[START OF DATA SUPPLIED]
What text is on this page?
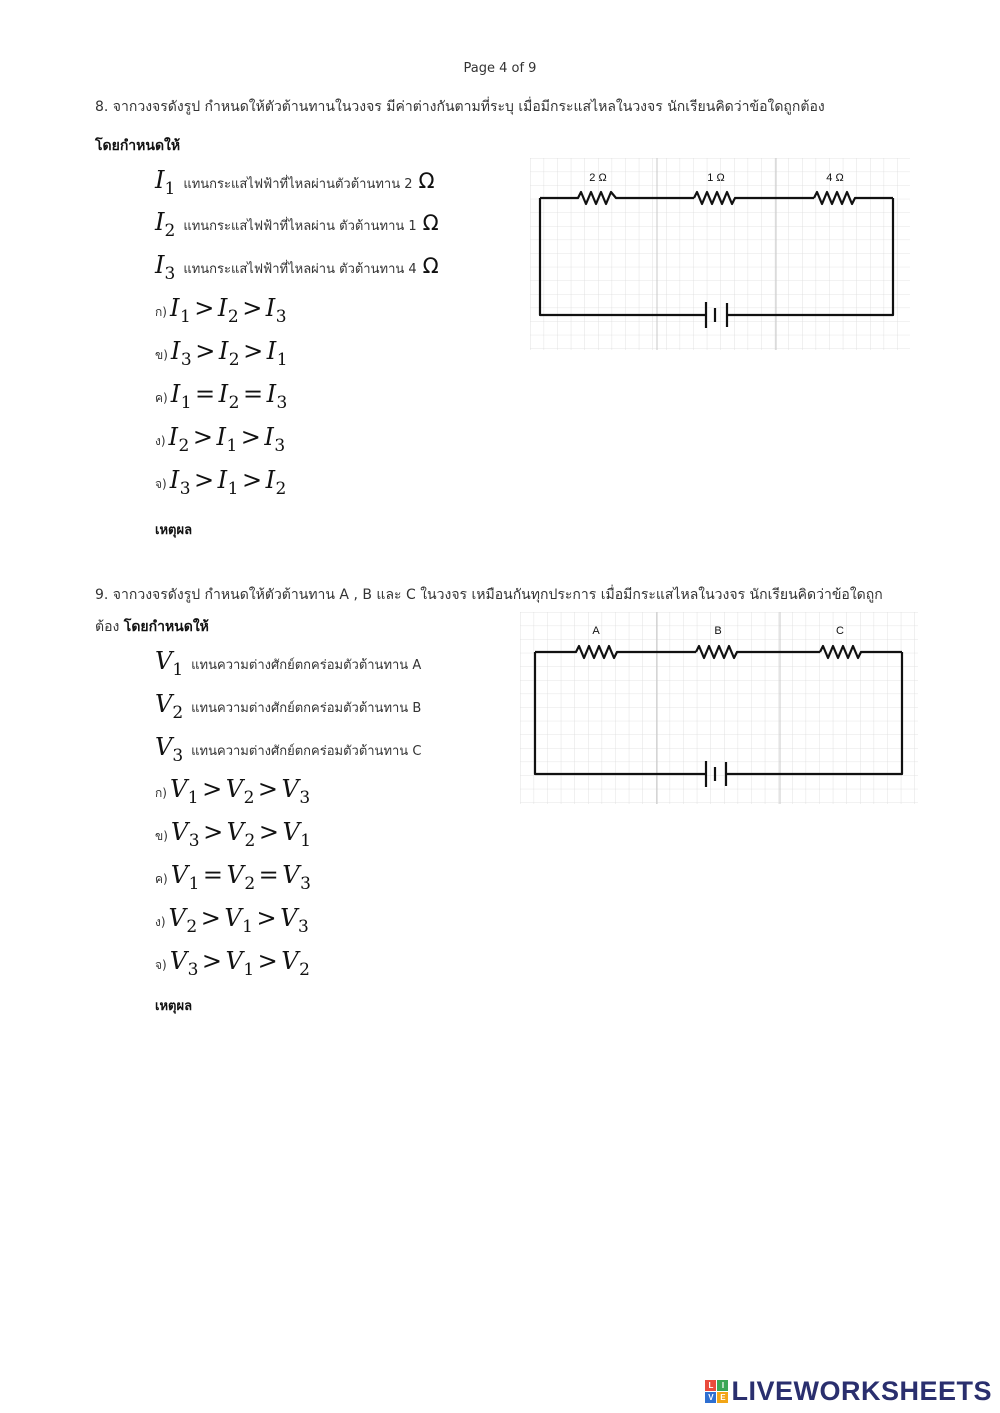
Page 4 of 9
8. จากวงจรดังรูป กำหนดให้ตัวต้านทานในวงจร มีค่าต่างกันตามที่ระบุ เมื่อมีกระแสไหลในวงจร นักเรียนคิดว่าข้อใดถูกต้อง
โดยกำหนดให้
$I_1$ แทนกระแสไฟฟ้าที่ไหลผ่านตัวต้านทาน 2 Ω
$I_2$ แทนกระแสไฟฟ้าที่ไหลผ่าน ตัวต้านทาน 1 Ω
$I_3$ แทนกระแสไฟฟ้าที่ไหลผ่าน ตัวต้านทาน 4 Ω
ก) $I_1 > I_2 > I_3$
ข) $I_3 > I_2 > I_1$
ค) $I_1 = I_2 = I_3$
ง) $I_2 > I_1 > I_3$
จ) $I_3 > I_1 > I_2$
เหตุผล
2 Ω	1 Ω	4 Ω
9. จากวงจรดังรูป กำหนดให้ตัวต้านทาน A , B และ C ในวงจร เหมือนกันทุกประการ เมื่อมีกระแสไหลในวงจร นักเรียนคิดว่าข้อใดถูก
ต้อง โดยกำหนดให้
$V_1$ แทนความต่างศักย์ตกคร่อมตัวต้านทาน A
$V_2$ แทนความต่างศักย์ตกคร่อมตัวต้านทาน B
$V_3$ แทนความต่างศักย์ตกคร่อมตัวต้านทาน C
ก) $V_1 > V_2 > V_3$
ข) $V_3 > V_2 > V_1$
ค) $V_1 = V_2 = V_3$
ง) $V_2 > V_1 > V_3$
จ) $V_3 > V_1 > V_2$
เหตุผล
A	B	C
L	I
V E LIVEWORKSHEETS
[END OF DATA SUPPLIED]
WRITTEN REQUEST
Excluding the pictures, restate the records above word for word.

SOLUTION TO THIS PROBLEM
What text is on this page?
Page 4 of 9
8. จากวงจรดังรูป กำหนดให้ตัวต้านทานในวงจร มีค่าต่างกันตามที่ระบุ เมื่อมีกระแสไหลในวงจร นักเรียนคิดว่าข้อใดถูกต้อง
โดยกำหนดให้
$I_1$ แทนกระแสไฟฟ้าที่ไหลผ่านตัวต้านทาน 2 Ω
$I_2$ แทนกระแสไฟฟ้าที่ไหลผ่าน ตัวต้านทาน 1 Ω
$I_3$ แทนกระแสไฟฟ้าที่ไหลผ่าน ตัวต้านทาน 4 Ω
ก) $I_1 > I_2 > I_3$
ข) $I_3 > I_2 > I_1$
ค) $I_1 = I_2 = I_3$
ง) $I_2 > I_1 > I_3$
จ) $I_3 > I_1 > I_2$
เหตุผล
2 Ω	1 Ω	4 Ω
9. จากวงจรดังรูป กำหนดให้ตัวต้านทาน A , B และ C ในวงจร เหมือนกันทุกประการ เมื่อมีกระแสไหลในวงจร นักเรียนคิดว่าข้อใดถูก
ต้อง โดยกำหนดให้
$V_1$ แทนความต่างศักย์ตกคร่อมตัวต้านทาน A
$V_2$ แทนความต่างศักย์ตกคร่อมตัวต้านทาน B
$V_3$ แทนความต่างศักย์ตกคร่อมตัวต้านทาน C
ก) $V_1 > V_2 > V_3$
ข) $V_3 > V_2 > V_1$
ค) $V_1 = V_2 = V_3$
ง) $V_2 > V_1 > V_3$
จ) $V_3 > V_1 > V_2$
เหตุผล
A	B	C
L	I
V E LIVEWORKSHEETS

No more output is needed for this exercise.